Data items
>>>

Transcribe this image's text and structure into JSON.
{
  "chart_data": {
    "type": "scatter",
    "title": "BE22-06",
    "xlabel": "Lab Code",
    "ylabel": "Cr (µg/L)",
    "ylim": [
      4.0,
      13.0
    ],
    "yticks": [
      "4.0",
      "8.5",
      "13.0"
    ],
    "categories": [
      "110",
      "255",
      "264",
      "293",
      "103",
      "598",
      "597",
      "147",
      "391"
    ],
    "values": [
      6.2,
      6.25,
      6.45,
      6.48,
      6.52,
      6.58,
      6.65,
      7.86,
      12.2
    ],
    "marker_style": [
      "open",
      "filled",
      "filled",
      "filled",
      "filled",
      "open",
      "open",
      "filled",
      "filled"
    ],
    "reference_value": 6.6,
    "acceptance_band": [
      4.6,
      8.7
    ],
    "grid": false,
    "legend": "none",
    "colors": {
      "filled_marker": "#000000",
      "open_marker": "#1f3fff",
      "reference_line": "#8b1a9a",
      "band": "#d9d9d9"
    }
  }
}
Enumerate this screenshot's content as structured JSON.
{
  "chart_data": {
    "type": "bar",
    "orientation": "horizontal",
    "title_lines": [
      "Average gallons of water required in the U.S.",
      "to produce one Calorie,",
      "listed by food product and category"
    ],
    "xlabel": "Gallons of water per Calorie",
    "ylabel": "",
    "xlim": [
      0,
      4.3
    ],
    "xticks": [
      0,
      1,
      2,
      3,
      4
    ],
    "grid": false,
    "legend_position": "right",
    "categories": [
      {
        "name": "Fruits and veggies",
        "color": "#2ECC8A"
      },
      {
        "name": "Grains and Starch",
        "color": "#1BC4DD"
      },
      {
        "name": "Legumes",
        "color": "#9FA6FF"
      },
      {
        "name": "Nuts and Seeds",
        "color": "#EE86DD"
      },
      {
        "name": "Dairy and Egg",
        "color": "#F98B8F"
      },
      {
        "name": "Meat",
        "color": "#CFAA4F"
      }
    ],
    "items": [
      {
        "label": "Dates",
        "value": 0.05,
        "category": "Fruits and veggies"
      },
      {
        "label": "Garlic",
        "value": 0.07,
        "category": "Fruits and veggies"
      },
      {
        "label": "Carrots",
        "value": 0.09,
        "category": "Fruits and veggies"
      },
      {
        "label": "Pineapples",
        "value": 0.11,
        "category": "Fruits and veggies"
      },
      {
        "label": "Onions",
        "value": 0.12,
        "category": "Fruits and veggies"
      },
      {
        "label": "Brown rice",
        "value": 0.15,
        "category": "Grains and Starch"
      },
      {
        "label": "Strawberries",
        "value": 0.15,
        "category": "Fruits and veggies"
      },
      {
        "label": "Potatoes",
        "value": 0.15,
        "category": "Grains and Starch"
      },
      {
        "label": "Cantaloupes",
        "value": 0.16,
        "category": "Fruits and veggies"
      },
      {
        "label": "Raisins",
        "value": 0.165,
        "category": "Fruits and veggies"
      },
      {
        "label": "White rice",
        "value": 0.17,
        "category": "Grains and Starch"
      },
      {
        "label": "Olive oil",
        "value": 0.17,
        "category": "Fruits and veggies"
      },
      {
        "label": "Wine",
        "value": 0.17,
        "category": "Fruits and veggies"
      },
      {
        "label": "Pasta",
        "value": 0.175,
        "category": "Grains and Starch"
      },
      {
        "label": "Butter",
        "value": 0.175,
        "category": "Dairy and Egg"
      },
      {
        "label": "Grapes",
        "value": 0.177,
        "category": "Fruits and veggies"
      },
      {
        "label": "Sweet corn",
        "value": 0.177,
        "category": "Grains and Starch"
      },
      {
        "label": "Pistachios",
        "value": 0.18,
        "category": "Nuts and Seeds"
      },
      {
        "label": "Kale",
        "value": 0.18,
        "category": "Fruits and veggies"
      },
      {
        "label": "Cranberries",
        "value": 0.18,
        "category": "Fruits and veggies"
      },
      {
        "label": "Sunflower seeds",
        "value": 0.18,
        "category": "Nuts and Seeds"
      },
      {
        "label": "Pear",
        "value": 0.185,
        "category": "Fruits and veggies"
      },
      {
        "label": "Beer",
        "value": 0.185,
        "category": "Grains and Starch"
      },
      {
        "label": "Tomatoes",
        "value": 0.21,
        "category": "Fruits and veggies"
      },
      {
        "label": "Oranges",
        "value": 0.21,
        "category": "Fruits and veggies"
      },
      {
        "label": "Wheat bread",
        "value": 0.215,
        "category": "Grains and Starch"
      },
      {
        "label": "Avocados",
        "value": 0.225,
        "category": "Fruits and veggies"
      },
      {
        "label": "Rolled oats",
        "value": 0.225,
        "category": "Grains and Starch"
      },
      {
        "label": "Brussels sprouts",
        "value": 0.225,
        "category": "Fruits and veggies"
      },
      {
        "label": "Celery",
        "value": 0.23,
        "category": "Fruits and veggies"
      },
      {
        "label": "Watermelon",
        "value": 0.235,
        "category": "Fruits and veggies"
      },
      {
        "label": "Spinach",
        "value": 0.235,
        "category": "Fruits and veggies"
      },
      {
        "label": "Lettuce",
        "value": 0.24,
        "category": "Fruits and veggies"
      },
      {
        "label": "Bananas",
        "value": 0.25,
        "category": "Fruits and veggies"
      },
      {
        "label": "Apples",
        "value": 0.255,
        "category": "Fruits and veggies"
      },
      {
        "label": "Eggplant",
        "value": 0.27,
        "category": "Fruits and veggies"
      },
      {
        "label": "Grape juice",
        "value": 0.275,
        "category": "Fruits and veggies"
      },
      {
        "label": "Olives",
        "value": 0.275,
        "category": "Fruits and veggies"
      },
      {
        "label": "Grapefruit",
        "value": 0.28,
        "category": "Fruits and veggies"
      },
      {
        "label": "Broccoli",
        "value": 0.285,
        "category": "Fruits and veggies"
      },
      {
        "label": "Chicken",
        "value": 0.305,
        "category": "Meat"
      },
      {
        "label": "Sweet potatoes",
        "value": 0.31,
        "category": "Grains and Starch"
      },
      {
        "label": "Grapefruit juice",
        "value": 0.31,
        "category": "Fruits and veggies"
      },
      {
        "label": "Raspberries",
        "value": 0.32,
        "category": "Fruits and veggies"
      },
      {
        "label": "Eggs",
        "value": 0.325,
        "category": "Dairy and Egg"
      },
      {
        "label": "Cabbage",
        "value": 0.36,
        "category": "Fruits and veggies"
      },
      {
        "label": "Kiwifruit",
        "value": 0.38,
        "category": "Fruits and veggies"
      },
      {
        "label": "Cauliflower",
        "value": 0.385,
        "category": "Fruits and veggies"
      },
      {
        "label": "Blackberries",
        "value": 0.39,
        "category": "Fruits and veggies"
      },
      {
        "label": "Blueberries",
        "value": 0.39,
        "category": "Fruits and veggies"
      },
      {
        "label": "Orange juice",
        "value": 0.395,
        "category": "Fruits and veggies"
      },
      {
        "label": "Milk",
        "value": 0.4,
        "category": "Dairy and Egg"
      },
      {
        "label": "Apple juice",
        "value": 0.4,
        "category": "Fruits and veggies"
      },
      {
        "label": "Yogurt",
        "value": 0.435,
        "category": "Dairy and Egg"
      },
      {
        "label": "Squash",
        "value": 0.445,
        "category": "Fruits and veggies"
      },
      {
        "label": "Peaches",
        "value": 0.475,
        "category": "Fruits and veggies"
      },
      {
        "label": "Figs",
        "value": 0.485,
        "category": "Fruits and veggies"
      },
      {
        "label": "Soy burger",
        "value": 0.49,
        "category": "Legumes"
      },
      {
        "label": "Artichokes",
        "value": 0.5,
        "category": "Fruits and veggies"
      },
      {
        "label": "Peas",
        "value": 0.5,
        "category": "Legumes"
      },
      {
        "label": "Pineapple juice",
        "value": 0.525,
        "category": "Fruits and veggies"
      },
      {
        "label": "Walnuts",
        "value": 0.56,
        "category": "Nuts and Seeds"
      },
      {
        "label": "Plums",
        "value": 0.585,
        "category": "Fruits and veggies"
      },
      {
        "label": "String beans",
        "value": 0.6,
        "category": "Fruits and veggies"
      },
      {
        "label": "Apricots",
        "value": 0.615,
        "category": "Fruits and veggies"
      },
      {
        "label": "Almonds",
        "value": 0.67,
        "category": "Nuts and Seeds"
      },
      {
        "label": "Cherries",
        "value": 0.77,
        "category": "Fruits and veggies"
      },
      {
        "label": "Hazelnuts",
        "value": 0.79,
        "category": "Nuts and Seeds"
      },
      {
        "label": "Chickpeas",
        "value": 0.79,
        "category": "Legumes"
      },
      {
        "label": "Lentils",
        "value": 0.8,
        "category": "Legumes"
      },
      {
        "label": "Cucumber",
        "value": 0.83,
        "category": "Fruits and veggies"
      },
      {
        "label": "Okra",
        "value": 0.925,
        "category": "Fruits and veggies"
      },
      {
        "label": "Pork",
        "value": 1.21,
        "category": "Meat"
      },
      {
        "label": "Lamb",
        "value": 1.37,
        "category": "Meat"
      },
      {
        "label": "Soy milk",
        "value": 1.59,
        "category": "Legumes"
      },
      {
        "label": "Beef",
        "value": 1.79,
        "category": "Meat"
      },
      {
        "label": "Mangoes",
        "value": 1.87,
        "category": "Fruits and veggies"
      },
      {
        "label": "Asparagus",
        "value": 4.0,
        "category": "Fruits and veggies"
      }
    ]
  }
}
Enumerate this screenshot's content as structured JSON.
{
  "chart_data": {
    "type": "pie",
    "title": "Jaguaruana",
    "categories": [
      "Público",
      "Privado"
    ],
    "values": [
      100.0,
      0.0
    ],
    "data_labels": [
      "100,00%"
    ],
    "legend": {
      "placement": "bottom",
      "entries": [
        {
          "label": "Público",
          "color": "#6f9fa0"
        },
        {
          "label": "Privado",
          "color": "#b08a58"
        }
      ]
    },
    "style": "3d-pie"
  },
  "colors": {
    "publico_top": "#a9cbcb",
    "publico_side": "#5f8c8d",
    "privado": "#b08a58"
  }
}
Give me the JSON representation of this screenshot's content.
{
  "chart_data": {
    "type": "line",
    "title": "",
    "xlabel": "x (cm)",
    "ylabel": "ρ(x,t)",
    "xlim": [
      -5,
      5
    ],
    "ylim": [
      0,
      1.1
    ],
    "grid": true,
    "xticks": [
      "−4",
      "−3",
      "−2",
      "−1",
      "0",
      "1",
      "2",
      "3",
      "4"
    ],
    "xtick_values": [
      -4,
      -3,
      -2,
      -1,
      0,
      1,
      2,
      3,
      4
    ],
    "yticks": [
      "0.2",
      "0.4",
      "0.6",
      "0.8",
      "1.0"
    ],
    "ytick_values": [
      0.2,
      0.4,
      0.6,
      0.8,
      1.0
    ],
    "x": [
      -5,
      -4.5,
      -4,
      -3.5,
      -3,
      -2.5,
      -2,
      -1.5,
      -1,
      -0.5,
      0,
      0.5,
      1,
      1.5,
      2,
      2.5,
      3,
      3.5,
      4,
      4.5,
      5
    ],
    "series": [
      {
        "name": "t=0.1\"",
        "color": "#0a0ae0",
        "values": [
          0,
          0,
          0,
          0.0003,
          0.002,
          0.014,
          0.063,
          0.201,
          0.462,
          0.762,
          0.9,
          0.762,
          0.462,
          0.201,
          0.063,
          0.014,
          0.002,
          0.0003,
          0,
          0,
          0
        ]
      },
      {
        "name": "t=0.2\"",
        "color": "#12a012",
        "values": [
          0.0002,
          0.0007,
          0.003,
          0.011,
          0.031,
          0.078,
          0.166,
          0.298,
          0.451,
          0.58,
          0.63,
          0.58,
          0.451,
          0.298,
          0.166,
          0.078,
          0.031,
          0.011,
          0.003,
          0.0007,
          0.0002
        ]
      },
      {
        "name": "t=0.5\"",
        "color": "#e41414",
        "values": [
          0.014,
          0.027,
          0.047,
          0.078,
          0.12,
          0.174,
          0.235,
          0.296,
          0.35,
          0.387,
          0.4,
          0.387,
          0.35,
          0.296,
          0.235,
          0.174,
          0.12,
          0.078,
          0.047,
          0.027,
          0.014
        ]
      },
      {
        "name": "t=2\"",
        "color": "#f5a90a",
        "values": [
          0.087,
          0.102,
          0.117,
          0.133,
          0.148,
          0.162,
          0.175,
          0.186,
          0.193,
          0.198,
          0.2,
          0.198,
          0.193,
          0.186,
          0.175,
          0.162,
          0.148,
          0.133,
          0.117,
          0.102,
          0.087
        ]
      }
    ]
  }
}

<<<

- Written task:
In the records shown above, how many lines include the word "xlabel"? Answer with the number only.

- Complete output:
3